-- BEGIN EXTRACTED RECORDS --
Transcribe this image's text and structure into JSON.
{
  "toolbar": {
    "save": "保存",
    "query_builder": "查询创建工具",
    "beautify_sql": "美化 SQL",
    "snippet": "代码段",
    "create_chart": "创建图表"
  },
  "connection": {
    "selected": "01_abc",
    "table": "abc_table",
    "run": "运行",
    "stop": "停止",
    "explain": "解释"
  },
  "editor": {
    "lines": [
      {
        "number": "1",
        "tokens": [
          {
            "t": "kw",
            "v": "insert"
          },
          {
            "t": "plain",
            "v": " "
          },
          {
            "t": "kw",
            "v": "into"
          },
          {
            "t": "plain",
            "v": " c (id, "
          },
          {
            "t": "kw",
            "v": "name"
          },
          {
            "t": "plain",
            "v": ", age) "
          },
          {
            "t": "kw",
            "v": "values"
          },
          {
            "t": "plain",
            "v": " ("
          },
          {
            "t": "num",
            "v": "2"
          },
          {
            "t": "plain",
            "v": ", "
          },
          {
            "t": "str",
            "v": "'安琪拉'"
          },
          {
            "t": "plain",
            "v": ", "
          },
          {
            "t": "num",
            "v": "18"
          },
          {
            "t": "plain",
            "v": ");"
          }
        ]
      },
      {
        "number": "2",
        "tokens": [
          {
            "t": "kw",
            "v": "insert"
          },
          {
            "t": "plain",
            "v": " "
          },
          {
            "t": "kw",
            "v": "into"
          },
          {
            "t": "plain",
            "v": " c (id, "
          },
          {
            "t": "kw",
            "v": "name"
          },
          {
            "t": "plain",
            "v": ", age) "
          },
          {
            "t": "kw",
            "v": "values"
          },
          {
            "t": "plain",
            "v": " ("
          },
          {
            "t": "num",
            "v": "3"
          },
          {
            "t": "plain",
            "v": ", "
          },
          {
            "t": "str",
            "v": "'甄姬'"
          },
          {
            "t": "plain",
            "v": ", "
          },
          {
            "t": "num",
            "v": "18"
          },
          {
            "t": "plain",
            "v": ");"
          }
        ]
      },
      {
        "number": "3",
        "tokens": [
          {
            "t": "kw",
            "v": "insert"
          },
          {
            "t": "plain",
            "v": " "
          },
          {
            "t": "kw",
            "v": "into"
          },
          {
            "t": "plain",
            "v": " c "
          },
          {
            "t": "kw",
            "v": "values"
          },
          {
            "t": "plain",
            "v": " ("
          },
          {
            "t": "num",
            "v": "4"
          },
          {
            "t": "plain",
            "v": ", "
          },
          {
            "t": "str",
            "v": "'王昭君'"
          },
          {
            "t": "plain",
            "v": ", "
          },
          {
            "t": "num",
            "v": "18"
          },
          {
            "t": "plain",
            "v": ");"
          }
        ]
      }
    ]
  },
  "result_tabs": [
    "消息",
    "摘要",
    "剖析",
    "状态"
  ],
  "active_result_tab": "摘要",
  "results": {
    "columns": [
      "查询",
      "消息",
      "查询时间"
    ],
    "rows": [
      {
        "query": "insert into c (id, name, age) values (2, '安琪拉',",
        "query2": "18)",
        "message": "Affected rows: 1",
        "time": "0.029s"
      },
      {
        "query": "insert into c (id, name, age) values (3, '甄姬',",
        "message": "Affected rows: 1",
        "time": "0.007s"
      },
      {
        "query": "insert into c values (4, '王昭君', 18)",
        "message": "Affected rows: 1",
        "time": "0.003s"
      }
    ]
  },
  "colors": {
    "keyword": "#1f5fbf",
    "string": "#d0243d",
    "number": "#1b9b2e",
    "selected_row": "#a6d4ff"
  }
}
-- END EXTRACTED RECORDS --
* [INSTRUCTIONS FOR THE TASK] Repeat all the entries exactly as given.

* [TASK SOLUTION]
Transcribe this image's text and structure into JSON.
{
  "toolbar": {
    "save": "保存",
    "query_builder": "查询创建工具",
    "beautify_sql": "美化 SQL",
    "snippet": "代码段",
    "create_chart": "创建图表"
  },
  "connection": {
    "selected": "01_abc",
    "table": "abc_table",
    "run": "运行",
    "stop": "停止",
    "explain": "解释"
  },
  "editor": {
    "lines": [
      {
        "number": "1",
        "tokens": [
          {
            "t": "kw",
            "v": "insert"
          },
          {
            "t": "plain",
            "v": " "
          },
          {
            "t": "kw",
            "v": "into"
          },
          {
            "t": "plain",
            "v": " c (id, "
          },
          {
            "t": "kw",
            "v": "name"
          },
          {
            "t": "plain",
            "v": ", age) "
          },
          {
            "t": "kw",
            "v": "values"
          },
          {
            "t": "plain",
            "v": " ("
          },
          {
            "t": "num",
            "v": "2"
          },
          {
            "t": "plain",
            "v": ", "
          },
          {
            "t": "str",
            "v": "'安琪拉'"
          },
          {
            "t": "plain",
            "v": ", "
          },
          {
            "t": "num",
            "v": "18"
          },
          {
            "t": "plain",
            "v": ");"
          }
        ]
      },
      {
        "number": "2",
        "tokens": [
          {
            "t": "kw",
            "v": "insert"
          },
          {
            "t": "plain",
            "v": " "
          },
          {
            "t": "kw",
            "v": "into"
          },
          {
            "t": "plain",
            "v": " c (id, "
          },
          {
            "t": "kw",
            "v": "name"
          },
          {
            "t": "plain",
            "v": ", age) "
          },
          {
            "t": "kw",
            "v": "values"
          },
          {
            "t": "plain",
            "v": " ("
          },
          {
            "t": "num",
            "v": "3"
          },
          {
            "t": "plain",
            "v": ", "
          },
          {
            "t": "str",
            "v": "'甄姬'"
          },
          {
            "t": "plain",
            "v": ", "
          },
          {
            "t": "num",
            "v": "18"
          },
          {
            "t": "plain",
            "v": ");"
          }
        ]
      },
      {
        "number": "3",
        "tokens": [
          {
            "t": "kw",
            "v": "insert"
          },
          {
            "t": "plain",
            "v": " "
          },
          {
            "t": "kw",
            "v": "into"
          },
          {
            "t": "plain",
            "v": " c "
          },
          {
            "t": "kw",
            "v": "values"
          },
          {
            "t": "plain",
            "v": " ("
          },
          {
            "t": "num",
            "v": "4"
          },
          {
            "t": "plain",
            "v": ", "
          },
          {
            "t": "str",
            "v": "'王昭君'"
          },
          {
            "t": "plain",
            "v": ", "
          },
          {
            "t": "num",
            "v": "18"
          },
          {
            "t": "plain",
            "v": ");"
          }
        ]
      }
    ]
  },
  "result_tabs": [
    "消息",
    "摘要",
    "剖析",
    "状态"
  ],
  "active_result_tab": "摘要",
  "results": {
    "columns": [
      "查询",
      "消息",
      "查询时间"
    ],
    "rows": [
      {
        "query": "insert into c (id, name, age) values (2, '安琪拉',",
        "query2": "18)",
        "message": "Affected rows: 1",
        "time": "0.029s"
      },
      {
        "query": "insert into c (id, name, age) values (3, '甄姬',",
        "message": "Affected rows: 1",
        "time": "0.007s"
      },
      {
        "query": "insert into c values (4, '王昭君', 18)",
        "message": "Affected rows: 1",
        "time": "0.003s"
      }
    ]
  },
  "colors": {
    "keyword": "#1f5fbf",
    "string": "#d0243d",
    "number": "#1b9b2e",
    "selected_row": "#a6d4ff"
  }
}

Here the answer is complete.